RECORDED DATA —
-- Start --

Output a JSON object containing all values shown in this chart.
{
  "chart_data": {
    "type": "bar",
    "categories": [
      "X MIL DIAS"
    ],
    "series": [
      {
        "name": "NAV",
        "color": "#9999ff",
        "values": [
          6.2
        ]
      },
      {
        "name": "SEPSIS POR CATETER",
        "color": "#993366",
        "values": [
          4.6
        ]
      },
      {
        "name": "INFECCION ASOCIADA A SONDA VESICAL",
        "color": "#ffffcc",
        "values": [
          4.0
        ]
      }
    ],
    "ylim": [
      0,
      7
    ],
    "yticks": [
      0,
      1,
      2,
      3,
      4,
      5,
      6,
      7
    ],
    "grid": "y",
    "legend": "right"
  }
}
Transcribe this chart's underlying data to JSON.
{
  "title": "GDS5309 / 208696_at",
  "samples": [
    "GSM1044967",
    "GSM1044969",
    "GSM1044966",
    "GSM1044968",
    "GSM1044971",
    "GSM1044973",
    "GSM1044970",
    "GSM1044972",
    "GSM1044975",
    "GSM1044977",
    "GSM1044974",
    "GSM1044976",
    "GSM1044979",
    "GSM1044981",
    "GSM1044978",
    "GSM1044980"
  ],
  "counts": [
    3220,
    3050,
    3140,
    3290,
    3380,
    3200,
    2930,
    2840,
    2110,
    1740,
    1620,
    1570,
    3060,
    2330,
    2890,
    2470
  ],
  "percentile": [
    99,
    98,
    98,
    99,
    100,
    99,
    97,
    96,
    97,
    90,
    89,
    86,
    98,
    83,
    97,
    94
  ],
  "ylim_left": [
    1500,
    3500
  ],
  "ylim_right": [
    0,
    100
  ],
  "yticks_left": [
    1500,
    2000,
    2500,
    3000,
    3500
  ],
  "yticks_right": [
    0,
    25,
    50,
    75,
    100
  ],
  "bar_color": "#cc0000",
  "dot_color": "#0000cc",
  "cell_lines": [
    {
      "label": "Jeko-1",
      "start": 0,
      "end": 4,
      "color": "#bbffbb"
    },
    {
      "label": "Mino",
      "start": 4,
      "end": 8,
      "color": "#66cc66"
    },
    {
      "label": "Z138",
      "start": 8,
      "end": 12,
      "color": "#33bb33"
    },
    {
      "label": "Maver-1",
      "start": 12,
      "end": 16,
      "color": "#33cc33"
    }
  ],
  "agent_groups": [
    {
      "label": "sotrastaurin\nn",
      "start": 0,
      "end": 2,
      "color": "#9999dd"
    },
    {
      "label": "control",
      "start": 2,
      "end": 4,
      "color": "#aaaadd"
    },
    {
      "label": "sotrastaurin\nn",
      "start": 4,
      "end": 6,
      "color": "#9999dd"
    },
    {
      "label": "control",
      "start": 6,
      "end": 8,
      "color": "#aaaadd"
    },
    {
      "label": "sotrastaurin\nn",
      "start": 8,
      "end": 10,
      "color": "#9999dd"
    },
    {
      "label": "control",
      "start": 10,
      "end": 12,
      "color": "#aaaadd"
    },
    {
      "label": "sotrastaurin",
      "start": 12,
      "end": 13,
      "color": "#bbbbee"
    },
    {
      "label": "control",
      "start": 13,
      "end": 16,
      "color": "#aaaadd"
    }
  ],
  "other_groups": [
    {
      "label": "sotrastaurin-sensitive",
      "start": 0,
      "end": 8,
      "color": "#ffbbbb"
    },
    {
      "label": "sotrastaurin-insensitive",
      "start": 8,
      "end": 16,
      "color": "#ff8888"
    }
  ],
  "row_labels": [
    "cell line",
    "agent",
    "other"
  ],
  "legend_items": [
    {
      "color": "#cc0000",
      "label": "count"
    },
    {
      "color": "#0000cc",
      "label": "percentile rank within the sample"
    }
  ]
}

-- End --

WHAT YOU WILL DO — Every line above should be written out again exactly as it stands.

TASK SOLUTION —
Output a JSON object containing all values shown in this chart.
{
  "chart_data": {
    "type": "bar",
    "categories": [
      "X MIL DIAS"
    ],
    "series": [
      {
        "name": "NAV",
        "color": "#9999ff",
        "values": [
          6.2
        ]
      },
      {
        "name": "SEPSIS POR CATETER",
        "color": "#993366",
        "values": [
          4.6
        ]
      },
      {
        "name": "INFECCION ASOCIADA A SONDA VESICAL",
        "color": "#ffffcc",
        "values": [
          4.0
        ]
      }
    ],
    "ylim": [
      0,
      7
    ],
    "yticks": [
      0,
      1,
      2,
      3,
      4,
      5,
      6,
      7
    ],
    "grid": "y",
    "legend": "right"
  }
}
Transcribe this chart's underlying data to JSON.
{
  "title": "GDS5309 / 208696_at",
  "samples": [
    "GSM1044967",
    "GSM1044969",
    "GSM1044966",
    "GSM1044968",
    "GSM1044971",
    "GSM1044973",
    "GSM1044970",
    "GSM1044972",
    "GSM1044975",
    "GSM1044977",
    "GSM1044974",
    "GSM1044976",
    "GSM1044979",
    "GSM1044981",
    "GSM1044978",
    "GSM1044980"
  ],
  "counts": [
    3220,
    3050,
    3140,
    3290,
    3380,
    3200,
    2930,
    2840,
    2110,
    1740,
    1620,
    1570,
    3060,
    2330,
    2890,
    2470
  ],
  "percentile": [
    99,
    98,
    98,
    99,
    100,
    99,
    97,
    96,
    97,
    90,
    89,
    86,
    98,
    83,
    97,
    94
  ],
  "ylim_left": [
    1500,
    3500
  ],
  "ylim_right": [
    0,
    100
  ],
  "yticks_left": [
    1500,
    2000,
    2500,
    3000,
    3500
  ],
  "yticks_right": [
    0,
    25,
    50,
    75,
    100
  ],
  "bar_color": "#cc0000",
  "dot_color": "#0000cc",
  "cell_lines": [
    {
      "label": "Jeko-1",
      "start": 0,
      "end": 4,
      "color": "#bbffbb"
    },
    {
      "label": "Mino",
      "start": 4,
      "end": 8,
      "color": "#66cc66"
    },
    {
      "label": "Z138",
      "start": 8,
      "end": 12,
      "color": "#33bb33"
    },
    {
      "label": "Maver-1",
      "start": 12,
      "end": 16,
      "color": "#33cc33"
    }
  ],
  "agent_groups": [
    {
      "label": "sotrastaurin\nn",
      "start": 0,
      "end": 2,
      "color": "#9999dd"
    },
    {
      "label": "control",
      "start": 2,
      "end": 4,
      "color": "#aaaadd"
    },
    {
      "label": "sotrastaurin\nn",
      "start": 4,
      "end": 6,
      "color": "#9999dd"
    },
    {
      "label": "control",
      "start": 6,
      "end": 8,
      "color": "#aaaadd"
    },
    {
      "label": "sotrastaurin\nn",
      "start": 8,
      "end": 10,
      "color": "#9999dd"
    },
    {
      "label": "control",
      "start": 10,
      "end": 12,
      "color": "#aaaadd"
    },
    {
      "label": "sotrastaurin",
      "start": 12,
      "end": 13,
      "color": "#bbbbee"
    },
    {
      "label": "control",
      "start": 13,
      "end": 16,
      "color": "#aaaadd"
    }
  ],
  "other_groups": [
    {
      "label": "sotrastaurin-sensitive",
      "start": 0,
      "end": 8,
      "color": "#ffbbbb"
    },
    {
      "label": "sotrastaurin-insensitive",
      "start": 8,
      "end": 16,
      "color": "#ff8888"
    }
  ],
  "row_labels": [
    "cell line",
    "agent",
    "other"
  ],
  "legend_items": [
    {
      "color": "#cc0000",
      "label": "count"
    },
    {
      "color": "#0000cc",
      "label": "percentile rank within the sample"
    }
  ]
}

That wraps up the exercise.